Problem description -
Write out each record below exactly as it appears, with no pictures.

Data -
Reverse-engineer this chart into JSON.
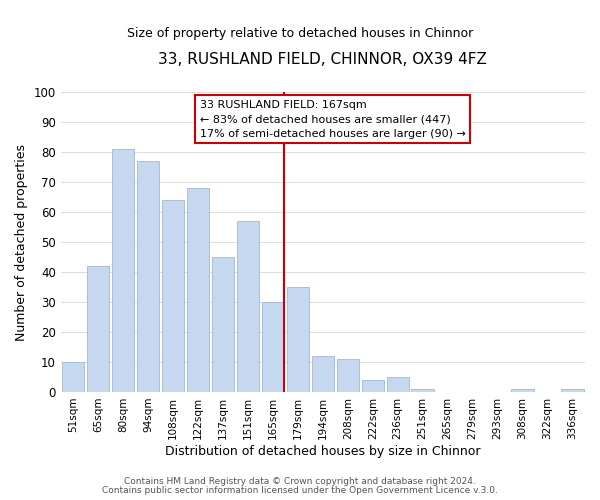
{
  "title": "33, RUSHLAND FIELD, CHINNOR, OX39 4FZ",
  "subtitle": "Size of property relative to detached houses in Chinnor",
  "xlabel": "Distribution of detached houses by size in Chinnor",
  "ylabel": "Number of detached properties",
  "categories": [
    "51sqm",
    "65sqm",
    "80sqm",
    "94sqm",
    "108sqm",
    "122sqm",
    "137sqm",
    "151sqm",
    "165sqm",
    "179sqm",
    "194sqm",
    "208sqm",
    "222sqm",
    "236sqm",
    "251sqm",
    "265sqm",
    "279sqm",
    "293sqm",
    "308sqm",
    "322sqm",
    "336sqm"
  ],
  "values": [
    10,
    42,
    81,
    77,
    64,
    68,
    45,
    57,
    30,
    35,
    12,
    11,
    4,
    5,
    1,
    0,
    0,
    0,
    1,
    0,
    1
  ],
  "bar_color": "#c5d8f0",
  "bar_edge_color": "#a0b8d8",
  "vline_x_index": 8,
  "vline_color": "#cc0000",
  "annotation_lines": [
    "33 RUSHLAND FIELD: 167sqm",
    "← 83% of detached houses are smaller (447)",
    "17% of semi-detached houses are larger (90) →"
  ],
  "annotation_box_edge": "#cc0000",
  "ylim": [
    0,
    100
  ],
  "footer1": "Contains HM Land Registry data © Crown copyright and database right 2024.",
  "footer2": "Contains public sector information licensed under the Open Government Licence v.3.0.",
  "background_color": "#ffffff",
  "grid_color": "#dddddd"
}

Exercise result -
Reverse-engineer this chart into JSON.
{
  "title": "33, RUSHLAND FIELD, CHINNOR, OX39 4FZ",
  "subtitle": "Size of property relative to detached houses in Chinnor",
  "xlabel": "Distribution of detached houses by size in Chinnor",
  "ylabel": "Number of detached properties",
  "categories": [
    "51sqm",
    "65sqm",
    "80sqm",
    "94sqm",
    "108sqm",
    "122sqm",
    "137sqm",
    "151sqm",
    "165sqm",
    "179sqm",
    "194sqm",
    "208sqm",
    "222sqm",
    "236sqm",
    "251sqm",
    "265sqm",
    "279sqm",
    "293sqm",
    "308sqm",
    "322sqm",
    "336sqm"
  ],
  "values": [
    10,
    42,
    81,
    77,
    64,
    68,
    45,
    57,
    30,
    35,
    12,
    11,
    4,
    5,
    1,
    0,
    0,
    0,
    1,
    0,
    1
  ],
  "bar_color": "#c5d8f0",
  "bar_edge_color": "#a0b8d8",
  "vline_x_index": 8,
  "vline_color": "#cc0000",
  "annotation_lines": [
    "33 RUSHLAND FIELD: 167sqm",
    "← 83% of detached houses are smaller (447)",
    "17% of semi-detached houses are larger (90) →"
  ],
  "annotation_box_edge": "#cc0000",
  "ylim": [
    0,
    100
  ],
  "footer1": "Contains HM Land Registry data © Crown copyright and database right 2024.",
  "footer2": "Contains public sector information licensed under the Open Government Licence v.3.0.",
  "background_color": "#ffffff",
  "grid_color": "#dddddd"
}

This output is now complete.